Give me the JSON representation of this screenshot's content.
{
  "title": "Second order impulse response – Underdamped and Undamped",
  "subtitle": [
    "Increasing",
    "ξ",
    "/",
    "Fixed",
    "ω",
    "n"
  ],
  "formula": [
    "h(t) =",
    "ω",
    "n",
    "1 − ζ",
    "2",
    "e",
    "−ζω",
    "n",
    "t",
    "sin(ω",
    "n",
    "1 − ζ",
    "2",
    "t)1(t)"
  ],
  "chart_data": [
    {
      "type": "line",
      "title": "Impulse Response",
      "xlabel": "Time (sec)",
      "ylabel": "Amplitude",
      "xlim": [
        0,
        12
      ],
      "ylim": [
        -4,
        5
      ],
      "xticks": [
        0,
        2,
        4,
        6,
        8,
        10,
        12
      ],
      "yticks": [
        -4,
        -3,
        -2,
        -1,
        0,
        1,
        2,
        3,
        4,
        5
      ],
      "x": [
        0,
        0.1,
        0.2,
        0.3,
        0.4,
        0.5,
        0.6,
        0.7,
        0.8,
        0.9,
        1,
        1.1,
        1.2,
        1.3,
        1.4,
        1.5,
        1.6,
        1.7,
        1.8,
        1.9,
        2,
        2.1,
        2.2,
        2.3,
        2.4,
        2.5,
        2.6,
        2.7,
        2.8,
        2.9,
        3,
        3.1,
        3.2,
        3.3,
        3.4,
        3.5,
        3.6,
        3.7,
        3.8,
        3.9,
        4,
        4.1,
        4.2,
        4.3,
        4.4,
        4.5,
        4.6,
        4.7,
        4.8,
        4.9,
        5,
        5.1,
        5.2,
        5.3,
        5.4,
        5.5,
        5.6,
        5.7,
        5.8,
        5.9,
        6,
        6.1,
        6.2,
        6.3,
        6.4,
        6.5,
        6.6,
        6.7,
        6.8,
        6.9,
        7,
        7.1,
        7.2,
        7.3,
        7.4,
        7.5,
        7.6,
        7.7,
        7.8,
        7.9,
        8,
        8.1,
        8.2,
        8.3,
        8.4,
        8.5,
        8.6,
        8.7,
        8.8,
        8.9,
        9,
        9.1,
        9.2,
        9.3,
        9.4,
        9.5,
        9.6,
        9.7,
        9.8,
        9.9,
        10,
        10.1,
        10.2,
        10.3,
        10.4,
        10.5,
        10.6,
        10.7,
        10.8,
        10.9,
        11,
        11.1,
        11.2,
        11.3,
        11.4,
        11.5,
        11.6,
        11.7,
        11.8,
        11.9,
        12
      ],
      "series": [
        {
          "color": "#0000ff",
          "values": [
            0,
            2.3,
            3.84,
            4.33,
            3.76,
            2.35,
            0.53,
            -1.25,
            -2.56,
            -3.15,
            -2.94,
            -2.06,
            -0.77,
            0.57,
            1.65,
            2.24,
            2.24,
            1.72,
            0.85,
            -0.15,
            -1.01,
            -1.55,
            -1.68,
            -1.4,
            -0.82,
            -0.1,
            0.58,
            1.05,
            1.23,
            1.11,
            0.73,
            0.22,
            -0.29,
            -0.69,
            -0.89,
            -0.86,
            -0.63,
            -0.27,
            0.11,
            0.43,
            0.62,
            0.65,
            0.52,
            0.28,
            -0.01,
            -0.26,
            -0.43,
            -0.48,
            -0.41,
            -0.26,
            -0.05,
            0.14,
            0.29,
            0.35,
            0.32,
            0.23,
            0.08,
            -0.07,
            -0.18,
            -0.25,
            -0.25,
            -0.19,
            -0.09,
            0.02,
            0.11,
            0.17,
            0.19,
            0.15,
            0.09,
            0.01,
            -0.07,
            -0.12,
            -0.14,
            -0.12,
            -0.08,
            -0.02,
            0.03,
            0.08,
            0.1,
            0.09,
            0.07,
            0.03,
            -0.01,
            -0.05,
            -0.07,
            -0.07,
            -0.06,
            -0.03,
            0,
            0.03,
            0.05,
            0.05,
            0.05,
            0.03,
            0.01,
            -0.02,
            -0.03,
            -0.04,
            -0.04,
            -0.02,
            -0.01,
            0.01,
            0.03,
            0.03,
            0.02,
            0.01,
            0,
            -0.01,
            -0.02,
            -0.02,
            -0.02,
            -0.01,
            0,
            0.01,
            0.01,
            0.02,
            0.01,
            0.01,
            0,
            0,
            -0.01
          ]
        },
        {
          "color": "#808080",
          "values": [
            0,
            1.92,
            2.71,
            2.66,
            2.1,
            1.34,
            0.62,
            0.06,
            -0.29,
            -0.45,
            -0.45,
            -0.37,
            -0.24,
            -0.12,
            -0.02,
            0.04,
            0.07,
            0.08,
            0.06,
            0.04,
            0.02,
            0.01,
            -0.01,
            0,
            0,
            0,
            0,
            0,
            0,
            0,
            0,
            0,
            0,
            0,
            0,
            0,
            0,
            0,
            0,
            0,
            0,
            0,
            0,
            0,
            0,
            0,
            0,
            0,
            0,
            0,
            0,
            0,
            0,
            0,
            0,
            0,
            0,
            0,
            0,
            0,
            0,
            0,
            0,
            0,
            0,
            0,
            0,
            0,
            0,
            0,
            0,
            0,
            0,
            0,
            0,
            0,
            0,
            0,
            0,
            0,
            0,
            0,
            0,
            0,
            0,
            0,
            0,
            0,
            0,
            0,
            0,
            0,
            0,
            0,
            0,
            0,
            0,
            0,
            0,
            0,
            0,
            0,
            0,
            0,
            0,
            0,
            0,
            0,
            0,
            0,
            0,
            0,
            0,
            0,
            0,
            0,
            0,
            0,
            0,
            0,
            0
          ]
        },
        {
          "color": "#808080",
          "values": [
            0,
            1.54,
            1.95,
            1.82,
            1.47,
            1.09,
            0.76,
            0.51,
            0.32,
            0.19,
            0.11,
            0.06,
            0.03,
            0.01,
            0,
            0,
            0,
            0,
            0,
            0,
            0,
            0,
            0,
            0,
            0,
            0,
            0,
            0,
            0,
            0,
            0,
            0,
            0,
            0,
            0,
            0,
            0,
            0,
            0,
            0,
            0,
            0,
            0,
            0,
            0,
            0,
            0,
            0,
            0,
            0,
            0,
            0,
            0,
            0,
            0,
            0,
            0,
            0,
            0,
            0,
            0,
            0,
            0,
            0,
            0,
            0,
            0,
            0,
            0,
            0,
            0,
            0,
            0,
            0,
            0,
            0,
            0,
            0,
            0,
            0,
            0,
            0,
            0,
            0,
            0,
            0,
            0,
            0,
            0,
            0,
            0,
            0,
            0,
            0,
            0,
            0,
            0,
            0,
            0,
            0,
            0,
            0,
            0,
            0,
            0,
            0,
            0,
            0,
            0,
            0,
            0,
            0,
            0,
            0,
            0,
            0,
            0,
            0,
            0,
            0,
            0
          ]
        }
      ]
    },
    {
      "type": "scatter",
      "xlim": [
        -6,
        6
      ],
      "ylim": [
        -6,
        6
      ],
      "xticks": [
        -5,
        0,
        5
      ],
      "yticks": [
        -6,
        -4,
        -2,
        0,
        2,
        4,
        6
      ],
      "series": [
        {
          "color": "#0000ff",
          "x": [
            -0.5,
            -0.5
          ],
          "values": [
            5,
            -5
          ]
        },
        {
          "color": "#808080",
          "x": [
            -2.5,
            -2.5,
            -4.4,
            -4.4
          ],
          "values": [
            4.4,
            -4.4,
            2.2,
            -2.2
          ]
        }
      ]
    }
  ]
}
-.-.-
# Set problem
Restate each of the entries above verbatim.

# Answer to this task
Give me the JSON representation of this screenshot's content.
{
  "title": "Second order impulse response – Underdamped and Undamped",
  "subtitle": [
    "Increasing",
    "ξ",
    "/",
    "Fixed",
    "ω",
    "n"
  ],
  "formula": [
    "h(t) =",
    "ω",
    "n",
    "1 − ζ",
    "2",
    "e",
    "−ζω",
    "n",
    "t",
    "sin(ω",
    "n",
    "1 − ζ",
    "2",
    "t)1(t)"
  ],
  "chart_data": [
    {
      "type": "line",
      "title": "Impulse Response",
      "xlabel": "Time (sec)",
      "ylabel": "Amplitude",
      "xlim": [
        0,
        12
      ],
      "ylim": [
        -4,
        5
      ],
      "xticks": [
        0,
        2,
        4,
        6,
        8,
        10,
        12
      ],
      "yticks": [
        -4,
        -3,
        -2,
        -1,
        0,
        1,
        2,
        3,
        4,
        5
      ],
      "x": [
        0,
        0.1,
        0.2,
        0.3,
        0.4,
        0.5,
        0.6,
        0.7,
        0.8,
        0.9,
        1,
        1.1,
        1.2,
        1.3,
        1.4,
        1.5,
        1.6,
        1.7,
        1.8,
        1.9,
        2,
        2.1,
        2.2,
        2.3,
        2.4,
        2.5,
        2.6,
        2.7,
        2.8,
        2.9,
        3,
        3.1,
        3.2,
        3.3,
        3.4,
        3.5,
        3.6,
        3.7,
        3.8,
        3.9,
        4,
        4.1,
        4.2,
        4.3,
        4.4,
        4.5,
        4.6,
        4.7,
        4.8,
        4.9,
        5,
        5.1,
        5.2,
        5.3,
        5.4,
        5.5,
        5.6,
        5.7,
        5.8,
        5.9,
        6,
        6.1,
        6.2,
        6.3,
        6.4,
        6.5,
        6.6,
        6.7,
        6.8,
        6.9,
        7,
        7.1,
        7.2,
        7.3,
        7.4,
        7.5,
        7.6,
        7.7,
        7.8,
        7.9,
        8,
        8.1,
        8.2,
        8.3,
        8.4,
        8.5,
        8.6,
        8.7,
        8.8,
        8.9,
        9,
        9.1,
        9.2,
        9.3,
        9.4,
        9.5,
        9.6,
        9.7,
        9.8,
        9.9,
        10,
        10.1,
        10.2,
        10.3,
        10.4,
        10.5,
        10.6,
        10.7,
        10.8,
        10.9,
        11,
        11.1,
        11.2,
        11.3,
        11.4,
        11.5,
        11.6,
        11.7,
        11.8,
        11.9,
        12
      ],
      "series": [
        {
          "color": "#0000ff",
          "values": [
            0,
            2.3,
            3.84,
            4.33,
            3.76,
            2.35,
            0.53,
            -1.25,
            -2.56,
            -3.15,
            -2.94,
            -2.06,
            -0.77,
            0.57,
            1.65,
            2.24,
            2.24,
            1.72,
            0.85,
            -0.15,
            -1.01,
            -1.55,
            -1.68,
            -1.4,
            -0.82,
            -0.1,
            0.58,
            1.05,
            1.23,
            1.11,
            0.73,
            0.22,
            -0.29,
            -0.69,
            -0.89,
            -0.86,
            -0.63,
            -0.27,
            0.11,
            0.43,
            0.62,
            0.65,
            0.52,
            0.28,
            -0.01,
            -0.26,
            -0.43,
            -0.48,
            -0.41,
            -0.26,
            -0.05,
            0.14,
            0.29,
            0.35,
            0.32,
            0.23,
            0.08,
            -0.07,
            -0.18,
            -0.25,
            -0.25,
            -0.19,
            -0.09,
            0.02,
            0.11,
            0.17,
            0.19,
            0.15,
            0.09,
            0.01,
            -0.07,
            -0.12,
            -0.14,
            -0.12,
            -0.08,
            -0.02,
            0.03,
            0.08,
            0.1,
            0.09,
            0.07,
            0.03,
            -0.01,
            -0.05,
            -0.07,
            -0.07,
            -0.06,
            -0.03,
            0,
            0.03,
            0.05,
            0.05,
            0.05,
            0.03,
            0.01,
            -0.02,
            -0.03,
            -0.04,
            -0.04,
            -0.02,
            -0.01,
            0.01,
            0.03,
            0.03,
            0.02,
            0.01,
            0,
            -0.01,
            -0.02,
            -0.02,
            -0.02,
            -0.01,
            0,
            0.01,
            0.01,
            0.02,
            0.01,
            0.01,
            0,
            0,
            -0.01
          ]
        },
        {
          "color": "#808080",
          "values": [
            0,
            1.92,
            2.71,
            2.66,
            2.1,
            1.34,
            0.62,
            0.06,
            -0.29,
            -0.45,
            -0.45,
            -0.37,
            -0.24,
            -0.12,
            -0.02,
            0.04,
            0.07,
            0.08,
            0.06,
            0.04,
            0.02,
            0.01,
            -0.01,
            0,
            0,
            0,
            0,
            0,
            0,
            0,
            0,
            0,
            0,
            0,
            0,
            0,
            0,
            0,
            0,
            0,
            0,
            0,
            0,
            0,
            0,
            0,
            0,
            0,
            0,
            0,
            0,
            0,
            0,
            0,
            0,
            0,
            0,
            0,
            0,
            0,
            0,
            0,
            0,
            0,
            0,
            0,
            0,
            0,
            0,
            0,
            0,
            0,
            0,
            0,
            0,
            0,
            0,
            0,
            0,
            0,
            0,
            0,
            0,
            0,
            0,
            0,
            0,
            0,
            0,
            0,
            0,
            0,
            0,
            0,
            0,
            0,
            0,
            0,
            0,
            0,
            0,
            0,
            0,
            0,
            0,
            0,
            0,
            0,
            0,
            0,
            0,
            0,
            0,
            0,
            0,
            0,
            0,
            0,
            0,
            0,
            0
          ]
        },
        {
          "color": "#808080",
          "values": [
            0,
            1.54,
            1.95,
            1.82,
            1.47,
            1.09,
            0.76,
            0.51,
            0.32,
            0.19,
            0.11,
            0.06,
            0.03,
            0.01,
            0,
            0,
            0,
            0,
            0,
            0,
            0,
            0,
            0,
            0,
            0,
            0,
            0,
            0,
            0,
            0,
            0,
            0,
            0,
            0,
            0,
            0,
            0,
            0,
            0,
            0,
            0,
            0,
            0,
            0,
            0,
            0,
            0,
            0,
            0,
            0,
            0,
            0,
            0,
            0,
            0,
            0,
            0,
            0,
            0,
            0,
            0,
            0,
            0,
            0,
            0,
            0,
            0,
            0,
            0,
            0,
            0,
            0,
            0,
            0,
            0,
            0,
            0,
            0,
            0,
            0,
            0,
            0,
            0,
            0,
            0,
            0,
            0,
            0,
            0,
            0,
            0,
            0,
            0,
            0,
            0,
            0,
            0,
            0,
            0,
            0,
            0,
            0,
            0,
            0,
            0,
            0,
            0,
            0,
            0,
            0,
            0,
            0,
            0,
            0,
            0,
            0,
            0,
            0,
            0,
            0,
            0
          ]
        }
      ]
    },
    {
      "type": "scatter",
      "xlim": [
        -6,
        6
      ],
      "ylim": [
        -6,
        6
      ],
      "xticks": [
        -5,
        0,
        5
      ],
      "yticks": [
        -6,
        -4,
        -2,
        0,
        2,
        4,
        6
      ],
      "series": [
        {
          "color": "#0000ff",
          "x": [
            -0.5,
            -0.5
          ],
          "values": [
            5,
            -5
          ]
        },
        {
          "color": "#808080",
          "x": [
            -2.5,
            -2.5,
            -4.4,
            -4.4
          ],
          "values": [
            4.4,
            -4.4,
            2.2,
            -2.2
          ]
        }
      ]
    }
  ]
}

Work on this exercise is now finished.